**DIRECTIONS**
Each entry below is to be duplicated verbatim.

**ENTRIES**
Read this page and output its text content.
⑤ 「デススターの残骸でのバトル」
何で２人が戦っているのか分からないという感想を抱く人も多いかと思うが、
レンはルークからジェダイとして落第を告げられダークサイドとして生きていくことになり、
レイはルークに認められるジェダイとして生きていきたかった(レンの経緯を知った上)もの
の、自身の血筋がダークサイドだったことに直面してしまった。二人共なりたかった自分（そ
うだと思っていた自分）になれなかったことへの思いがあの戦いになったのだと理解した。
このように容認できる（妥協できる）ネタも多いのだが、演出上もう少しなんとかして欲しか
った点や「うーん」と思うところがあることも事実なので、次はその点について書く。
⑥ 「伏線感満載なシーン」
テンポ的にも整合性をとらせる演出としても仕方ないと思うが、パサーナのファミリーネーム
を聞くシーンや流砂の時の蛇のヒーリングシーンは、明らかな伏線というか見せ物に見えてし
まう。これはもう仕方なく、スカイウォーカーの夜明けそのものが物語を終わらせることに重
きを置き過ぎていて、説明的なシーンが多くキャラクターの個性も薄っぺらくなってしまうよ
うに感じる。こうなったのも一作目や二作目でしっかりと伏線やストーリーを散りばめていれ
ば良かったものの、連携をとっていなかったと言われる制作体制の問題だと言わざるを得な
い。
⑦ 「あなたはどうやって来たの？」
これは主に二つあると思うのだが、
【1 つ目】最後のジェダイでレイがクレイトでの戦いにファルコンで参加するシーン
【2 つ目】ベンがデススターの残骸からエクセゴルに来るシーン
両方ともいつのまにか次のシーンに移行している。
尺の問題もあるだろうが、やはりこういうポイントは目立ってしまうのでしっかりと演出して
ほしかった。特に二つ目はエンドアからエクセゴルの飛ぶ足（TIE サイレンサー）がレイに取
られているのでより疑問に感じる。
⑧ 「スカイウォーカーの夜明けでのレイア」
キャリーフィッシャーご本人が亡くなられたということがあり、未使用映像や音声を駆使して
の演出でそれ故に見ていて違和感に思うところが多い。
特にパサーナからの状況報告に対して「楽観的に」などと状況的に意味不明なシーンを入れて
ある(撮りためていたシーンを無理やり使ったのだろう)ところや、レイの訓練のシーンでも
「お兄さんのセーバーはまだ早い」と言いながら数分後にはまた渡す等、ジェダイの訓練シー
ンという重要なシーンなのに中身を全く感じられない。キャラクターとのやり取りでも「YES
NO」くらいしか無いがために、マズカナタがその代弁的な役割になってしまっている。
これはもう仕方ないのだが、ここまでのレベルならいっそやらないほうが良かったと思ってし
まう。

**FINISHED ANSWER**
Read this page and output its text content.
⑤ 「デススターの残骸でのバトル」
何で２人が戦っているのか分からないという感想を抱く人も多いかと思うが、
レンはルークからジェダイとして落第を告げられダークサイドとして生きていくことになり、
レイはルークに認められるジェダイとして生きていきたかった(レンの経緯を知った上)もの
の、自身の血筋がダークサイドだったことに直面してしまった。二人共なりたかった自分（そ
うだと思っていた自分）になれなかったことへの思いがあの戦いになったのだと理解した。
このように容認できる（妥協できる）ネタも多いのだが、演出上もう少しなんとかして欲しか
った点や「うーん」と思うところがあることも事実なので、次はその点について書く。
⑥ 「伏線感満載なシーン」
テンポ的にも整合性をとらせる演出としても仕方ないと思うが、パサーナのファミリーネーム
を聞くシーンや流砂の時の蛇のヒーリングシーンは、明らかな伏線というか見せ物に見えてし
まう。これはもう仕方なく、スカイウォーカーの夜明けそのものが物語を終わらせることに重
きを置き過ぎていて、説明的なシーンが多くキャラクターの個性も薄っぺらくなってしまうよ
うに感じる。こうなったのも一作目や二作目でしっかりと伏線やストーリーを散りばめていれ
ば良かったものの、連携をとっていなかったと言われる制作体制の問題だと言わざるを得な
い。
⑦ 「あなたはどうやって来たの？」
これは主に二つあると思うのだが、
【1 つ目】最後のジェダイでレイがクレイトでの戦いにファルコンで参加するシーン
【2 つ目】ベンがデススターの残骸からエクセゴルに来るシーン
両方ともいつのまにか次のシーンに移行している。
尺の問題もあるだろうが、やはりこういうポイントは目立ってしまうのでしっかりと演出して
ほしかった。特に二つ目はエンドアからエクセゴルの飛ぶ足（TIE サイレンサー）がレイに取
られているのでより疑問に感じる。
⑧ 「スカイウォーカーの夜明けでのレイア」
キャリーフィッシャーご本人が亡くなられたということがあり、未使用映像や音声を駆使して
の演出でそれ故に見ていて違和感に思うところが多い。
特にパサーナからの状況報告に対して「楽観的に」などと状況的に意味不明なシーンを入れて
ある(撮りためていたシーンを無理やり使ったのだろう)ところや、レイの訓練のシーンでも
「お兄さんのセーバーはまだ早い」と言いながら数分後にはまた渡す等、ジェダイの訓練シー
ンという重要なシーンなのに中身を全く感じられない。キャラクターとのやり取りでも「YES
NO」くらいしか無いがために、マズカナタがその代弁的な役割になってしまっている。
これはもう仕方ないのだが、ここまでのレベルならいっそやらないほうが良かったと思ってし
まう。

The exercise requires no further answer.